BEGIN

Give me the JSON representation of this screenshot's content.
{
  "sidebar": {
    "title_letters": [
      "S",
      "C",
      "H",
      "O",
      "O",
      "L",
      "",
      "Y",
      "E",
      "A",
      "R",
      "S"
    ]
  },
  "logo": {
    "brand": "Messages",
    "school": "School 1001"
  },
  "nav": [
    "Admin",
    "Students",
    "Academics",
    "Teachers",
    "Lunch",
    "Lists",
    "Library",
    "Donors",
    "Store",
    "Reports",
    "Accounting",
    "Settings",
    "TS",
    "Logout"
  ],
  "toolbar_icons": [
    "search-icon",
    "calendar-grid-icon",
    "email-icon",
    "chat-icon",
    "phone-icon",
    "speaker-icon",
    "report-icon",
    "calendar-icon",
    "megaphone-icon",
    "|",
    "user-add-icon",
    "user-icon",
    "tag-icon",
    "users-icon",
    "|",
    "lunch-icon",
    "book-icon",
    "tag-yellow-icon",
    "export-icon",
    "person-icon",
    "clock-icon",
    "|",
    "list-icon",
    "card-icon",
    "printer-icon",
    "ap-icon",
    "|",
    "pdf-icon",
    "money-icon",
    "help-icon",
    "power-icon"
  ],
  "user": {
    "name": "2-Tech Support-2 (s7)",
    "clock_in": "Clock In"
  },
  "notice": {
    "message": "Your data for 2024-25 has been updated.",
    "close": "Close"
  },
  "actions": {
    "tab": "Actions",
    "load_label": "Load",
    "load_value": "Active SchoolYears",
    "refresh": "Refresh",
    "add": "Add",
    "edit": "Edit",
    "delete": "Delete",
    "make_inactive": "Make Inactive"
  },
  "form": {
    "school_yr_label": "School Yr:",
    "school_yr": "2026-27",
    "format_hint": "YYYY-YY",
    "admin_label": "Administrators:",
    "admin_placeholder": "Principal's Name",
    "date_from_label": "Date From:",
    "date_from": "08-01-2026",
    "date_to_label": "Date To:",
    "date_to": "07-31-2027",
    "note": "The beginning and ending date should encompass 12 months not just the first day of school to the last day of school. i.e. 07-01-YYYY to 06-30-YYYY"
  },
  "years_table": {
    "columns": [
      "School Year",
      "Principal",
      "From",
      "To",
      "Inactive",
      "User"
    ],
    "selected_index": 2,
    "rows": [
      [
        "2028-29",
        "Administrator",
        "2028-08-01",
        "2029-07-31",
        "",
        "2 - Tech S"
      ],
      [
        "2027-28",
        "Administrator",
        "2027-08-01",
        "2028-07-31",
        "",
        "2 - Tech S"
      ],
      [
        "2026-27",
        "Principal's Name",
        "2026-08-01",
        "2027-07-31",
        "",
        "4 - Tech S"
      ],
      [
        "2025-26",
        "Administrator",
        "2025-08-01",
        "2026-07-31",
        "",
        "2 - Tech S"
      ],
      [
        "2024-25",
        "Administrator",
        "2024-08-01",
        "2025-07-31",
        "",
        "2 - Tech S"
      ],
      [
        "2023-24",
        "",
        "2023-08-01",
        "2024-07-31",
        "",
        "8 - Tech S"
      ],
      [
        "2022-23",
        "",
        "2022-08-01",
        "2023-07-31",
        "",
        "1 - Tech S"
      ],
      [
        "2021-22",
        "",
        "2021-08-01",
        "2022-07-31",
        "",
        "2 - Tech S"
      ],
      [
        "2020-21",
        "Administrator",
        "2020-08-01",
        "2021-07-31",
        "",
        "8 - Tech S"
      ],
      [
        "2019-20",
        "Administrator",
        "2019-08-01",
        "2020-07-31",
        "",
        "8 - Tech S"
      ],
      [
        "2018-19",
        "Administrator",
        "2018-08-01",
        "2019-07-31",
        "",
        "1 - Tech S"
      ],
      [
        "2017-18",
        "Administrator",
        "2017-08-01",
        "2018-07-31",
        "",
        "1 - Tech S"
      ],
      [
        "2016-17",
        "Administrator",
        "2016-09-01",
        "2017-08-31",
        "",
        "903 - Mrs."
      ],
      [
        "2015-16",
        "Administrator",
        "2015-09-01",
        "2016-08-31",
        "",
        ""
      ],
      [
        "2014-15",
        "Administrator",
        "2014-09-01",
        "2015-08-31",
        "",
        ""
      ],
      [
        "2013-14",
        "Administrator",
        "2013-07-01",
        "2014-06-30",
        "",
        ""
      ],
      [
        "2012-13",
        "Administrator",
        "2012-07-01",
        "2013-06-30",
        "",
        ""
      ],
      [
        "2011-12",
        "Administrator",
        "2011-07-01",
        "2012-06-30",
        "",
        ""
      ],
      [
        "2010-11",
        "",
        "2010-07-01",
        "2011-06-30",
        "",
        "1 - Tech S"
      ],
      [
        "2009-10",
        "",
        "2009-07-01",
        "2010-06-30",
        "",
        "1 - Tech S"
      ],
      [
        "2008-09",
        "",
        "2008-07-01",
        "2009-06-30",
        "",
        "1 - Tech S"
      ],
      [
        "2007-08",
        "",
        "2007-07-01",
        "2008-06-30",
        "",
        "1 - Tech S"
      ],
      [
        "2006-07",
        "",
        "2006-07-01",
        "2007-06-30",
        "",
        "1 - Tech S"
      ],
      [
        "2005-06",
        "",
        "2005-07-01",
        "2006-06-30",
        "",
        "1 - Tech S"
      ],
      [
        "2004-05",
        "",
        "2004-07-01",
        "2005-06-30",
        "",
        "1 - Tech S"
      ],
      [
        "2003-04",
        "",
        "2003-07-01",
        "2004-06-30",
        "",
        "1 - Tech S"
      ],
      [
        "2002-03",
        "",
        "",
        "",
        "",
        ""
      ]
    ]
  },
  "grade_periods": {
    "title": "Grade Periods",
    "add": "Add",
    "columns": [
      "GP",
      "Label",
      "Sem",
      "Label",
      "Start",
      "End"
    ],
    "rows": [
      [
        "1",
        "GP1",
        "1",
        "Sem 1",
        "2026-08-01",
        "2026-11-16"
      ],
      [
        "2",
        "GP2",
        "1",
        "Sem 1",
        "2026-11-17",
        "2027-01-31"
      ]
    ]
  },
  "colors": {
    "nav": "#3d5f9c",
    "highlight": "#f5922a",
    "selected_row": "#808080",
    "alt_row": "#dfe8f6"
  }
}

END

> Problem to work on: Working from the material above, retype it in its entirety without change.

> Output of the task:
Give me the JSON representation of this screenshot's content.
{
  "sidebar": {
    "title_letters": [
      "S",
      "C",
      "H",
      "O",
      "O",
      "L",
      "",
      "Y",
      "E",
      "A",
      "R",
      "S"
    ]
  },
  "logo": {
    "brand": "Messages",
    "school": "School 1001"
  },
  "nav": [
    "Admin",
    "Students",
    "Academics",
    "Teachers",
    "Lunch",
    "Lists",
    "Library",
    "Donors",
    "Store",
    "Reports",
    "Accounting",
    "Settings",
    "TS",
    "Logout"
  ],
  "toolbar_icons": [
    "search-icon",
    "calendar-grid-icon",
    "email-icon",
    "chat-icon",
    "phone-icon",
    "speaker-icon",
    "report-icon",
    "calendar-icon",
    "megaphone-icon",
    "|",
    "user-add-icon",
    "user-icon",
    "tag-icon",
    "users-icon",
    "|",
    "lunch-icon",
    "book-icon",
    "tag-yellow-icon",
    "export-icon",
    "person-icon",
    "clock-icon",
    "|",
    "list-icon",
    "card-icon",
    "printer-icon",
    "ap-icon",
    "|",
    "pdf-icon",
    "money-icon",
    "help-icon",
    "power-icon"
  ],
  "user": {
    "name": "2-Tech Support-2 (s7)",
    "clock_in": "Clock In"
  },
  "notice": {
    "message": "Your data for 2024-25 has been updated.",
    "close": "Close"
  },
  "actions": {
    "tab": "Actions",
    "load_label": "Load",
    "load_value": "Active SchoolYears",
    "refresh": "Refresh",
    "add": "Add",
    "edit": "Edit",
    "delete": "Delete",
    "make_inactive": "Make Inactive"
  },
  "form": {
    "school_yr_label": "School Yr:",
    "school_yr": "2026-27",
    "format_hint": "YYYY-YY",
    "admin_label": "Administrators:",
    "admin_placeholder": "Principal's Name",
    "date_from_label": "Date From:",
    "date_from": "08-01-2026",
    "date_to_label": "Date To:",
    "date_to": "07-31-2027",
    "note": "The beginning and ending date should encompass 12 months not just the first day of school to the last day of school. i.e. 07-01-YYYY to 06-30-YYYY"
  },
  "years_table": {
    "columns": [
      "School Year",
      "Principal",
      "From",
      "To",
      "Inactive",
      "User"
    ],
    "selected_index": 2,
    "rows": [
      [
        "2028-29",
        "Administrator",
        "2028-08-01",
        "2029-07-31",
        "",
        "2 - Tech S"
      ],
      [
        "2027-28",
        "Administrator",
        "2027-08-01",
        "2028-07-31",
        "",
        "2 - Tech S"
      ],
      [
        "2026-27",
        "Principal's Name",
        "2026-08-01",
        "2027-07-31",
        "",
        "4 - Tech S"
      ],
      [
        "2025-26",
        "Administrator",
        "2025-08-01",
        "2026-07-31",
        "",
        "2 - Tech S"
      ],
      [
        "2024-25",
        "Administrator",
        "2024-08-01",
        "2025-07-31",
        "",
        "2 - Tech S"
      ],
      [
        "2023-24",
        "",
        "2023-08-01",
        "2024-07-31",
        "",
        "8 - Tech S"
      ],
      [
        "2022-23",
        "",
        "2022-08-01",
        "2023-07-31",
        "",
        "1 - Tech S"
      ],
      [
        "2021-22",
        "",
        "2021-08-01",
        "2022-07-31",
        "",
        "2 - Tech S"
      ],
      [
        "2020-21",
        "Administrator",
        "2020-08-01",
        "2021-07-31",
        "",
        "8 - Tech S"
      ],
      [
        "2019-20",
        "Administrator",
        "2019-08-01",
        "2020-07-31",
        "",
        "8 - Tech S"
      ],
      [
        "2018-19",
        "Administrator",
        "2018-08-01",
        "2019-07-31",
        "",
        "1 - Tech S"
      ],
      [
        "2017-18",
        "Administrator",
        "2017-08-01",
        "2018-07-31",
        "",
        "1 - Tech S"
      ],
      [
        "2016-17",
        "Administrator",
        "2016-09-01",
        "2017-08-31",
        "",
        "903 - Mrs."
      ],
      [
        "2015-16",
        "Administrator",
        "2015-09-01",
        "2016-08-31",
        "",
        ""
      ],
      [
        "2014-15",
        "Administrator",
        "2014-09-01",
        "2015-08-31",
        "",
        ""
      ],
      [
        "2013-14",
        "Administrator",
        "2013-07-01",
        "2014-06-30",
        "",
        ""
      ],
      [
        "2012-13",
        "Administrator",
        "2012-07-01",
        "2013-06-30",
        "",
        ""
      ],
      [
        "2011-12",
        "Administrator",
        "2011-07-01",
        "2012-06-30",
        "",
        ""
      ],
      [
        "2010-11",
        "",
        "2010-07-01",
        "2011-06-30",
        "",
        "1 - Tech S"
      ],
      [
        "2009-10",
        "",
        "2009-07-01",
        "2010-06-30",
        "",
        "1 - Tech S"
      ],
      [
        "2008-09",
        "",
        "2008-07-01",
        "2009-06-30",
        "",
        "1 - Tech S"
      ],
      [
        "2007-08",
        "",
        "2007-07-01",
        "2008-06-30",
        "",
        "1 - Tech S"
      ],
      [
        "2006-07",
        "",
        "2006-07-01",
        "2007-06-30",
        "",
        "1 - Tech S"
      ],
      [
        "2005-06",
        "",
        "2005-07-01",
        "2006-06-30",
        "",
        "1 - Tech S"
      ],
      [
        "2004-05",
        "",
        "2004-07-01",
        "2005-06-30",
        "",
        "1 - Tech S"
      ],
      [
        "2003-04",
        "",
        "2003-07-01",
        "2004-06-30",
        "",
        "1 - Tech S"
      ],
      [
        "2002-03",
        "",
        "",
        "",
        "",
        ""
      ]
    ]
  },
  "grade_periods": {
    "title": "Grade Periods",
    "add": "Add",
    "columns": [
      "GP",
      "Label",
      "Sem",
      "Label",
      "Start",
      "End"
    ],
    "rows": [
      [
        "1",
        "GP1",
        "1",
        "Sem 1",
        "2026-08-01",
        "2026-11-16"
      ],
      [
        "2",
        "GP2",
        "1",
        "Sem 1",
        "2026-11-17",
        "2027-01-31"
      ]
    ]
  },
  "colors": {
    "nav": "#3d5f9c",
    "highlight": "#f5922a",
    "selected_row": "#808080",
    "alt_row": "#dfe8f6"
  }
}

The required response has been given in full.